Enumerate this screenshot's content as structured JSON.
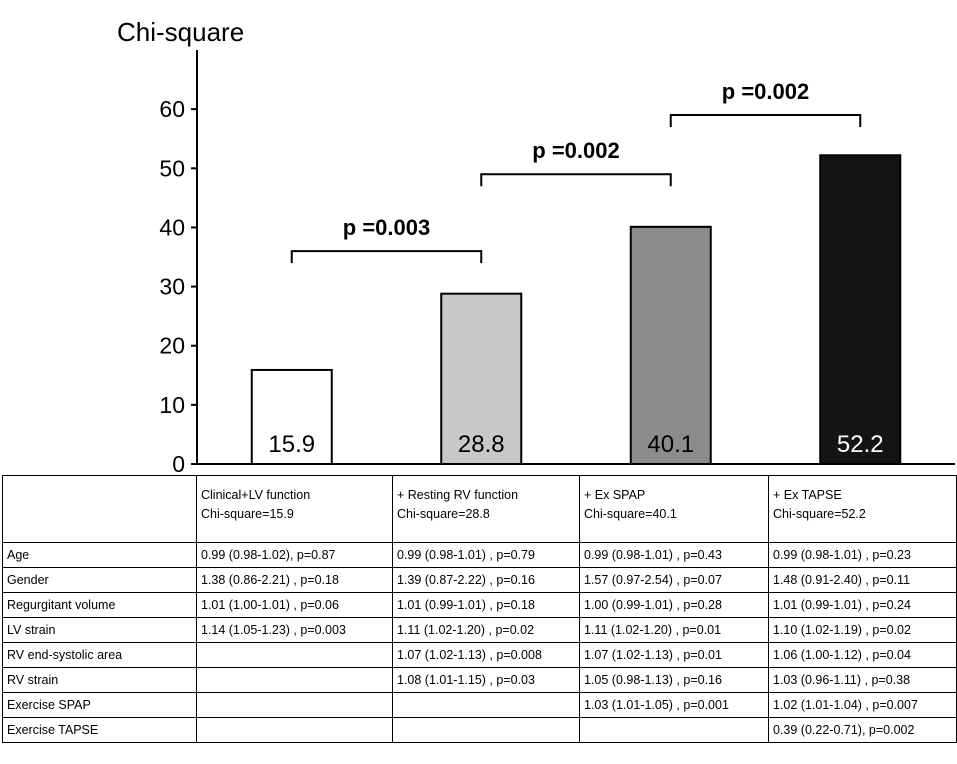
{
  "chart_data": {
    "type": "bar",
    "title": "Chi-square",
    "xlabel": "",
    "ylabel": "",
    "ylim": [
      0,
      70
    ],
    "yticks": [
      0,
      10,
      20,
      30,
      40,
      50,
      60
    ],
    "grid": false,
    "categories": [
      "Clinical+LV function",
      "+ Resting RV function",
      "+ Ex SPAP",
      "+ Ex TAPSE"
    ],
    "values": [
      15.9,
      28.8,
      40.1,
      52.2
    ],
    "data_labels": [
      "15.9",
      "28.8",
      "40.1",
      "52.2"
    ],
    "bar_colors": [
      "#ffffff",
      "#c8c8c8",
      "#8c8c8c",
      "#141414"
    ],
    "label_colors": [
      "#000000",
      "#000000",
      "#000000",
      "#ffffff"
    ],
    "annotations": [
      {
        "text": "p =0.003",
        "from": 0,
        "to": 1,
        "y": 36
      },
      {
        "text": "p =0.002",
        "from": 1,
        "to": 2,
        "y": 49
      },
      {
        "text": "p =0.002",
        "from": 2,
        "to": 3,
        "y": 59
      }
    ]
  },
  "table": {
    "headers": [
      {
        "line1": "",
        "line2": ""
      },
      {
        "line1": "Clinical+LV function",
        "line2": "Chi-square=15.9"
      },
      {
        "line1": "+ Resting RV function",
        "line2": "Chi-square=28.8"
      },
      {
        "line1": "+ Ex SPAP",
        "line2": "Chi-square=40.1"
      },
      {
        "line1": "+ Ex TAPSE",
        "line2": "Chi-square=52.2"
      }
    ],
    "rows": [
      [
        "Age",
        "0.99 (0.98-1.02), p=0.87",
        "0.99 (0.98-1.01) , p=0.79",
        "0.99 (0.98-1.01) , p=0.43",
        "0.99 (0.98-1.01) , p=0.23"
      ],
      [
        "Gender",
        "1.38 (0.86-2.21) , p=0.18",
        "1.39 (0.87-2.22) , p=0.16",
        "1.57 (0.97-2.54) , p=0.07",
        "1.48 (0.91-2.40) , p=0.11"
      ],
      [
        "Regurgitant volume",
        "1.01 (1.00-1.01) , p=0.06",
        "1.01 (0.99-1.01) , p=0.18",
        "1.00 (0.99-1.01) , p=0.28",
        "1.01 (0.99-1.01) , p=0.24"
      ],
      [
        "LV strain",
        "1.14 (1.05-1.23) , p=0.003",
        "1.11 (1.02-1.20) , p=0.02",
        "1.11 (1.02-1.20) , p=0.01",
        "1.10 (1.02-1.19) , p=0.02"
      ],
      [
        "RV end-systolic area",
        "",
        "1.07 (1.02-1.13) , p=0.008",
        "1.07 (1.02-1.13) , p=0.01",
        "1.06 (1.00-1.12) , p=0.04"
      ],
      [
        "RV strain",
        "",
        "1.08 (1.01-1.15) , p=0.03",
        "1.05 (0.98-1.13) , p=0.16",
        "1.03 (0.96-1.11) , p=0.38"
      ],
      [
        "Exercise SPAP",
        "",
        "",
        "1.03 (1.01-1.05) , p=0.001",
        "1.02 (1.01-1.04) , p=0.007"
      ],
      [
        "Exercise TAPSE",
        "",
        "",
        "",
        "0.39 (0.22-0.71), p=0.002"
      ]
    ]
  }
}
::::
# GIVEN EXERCISE:
Report only how many lines of the listing hold the word "Clinical".

# WRITTEN REPLY:
2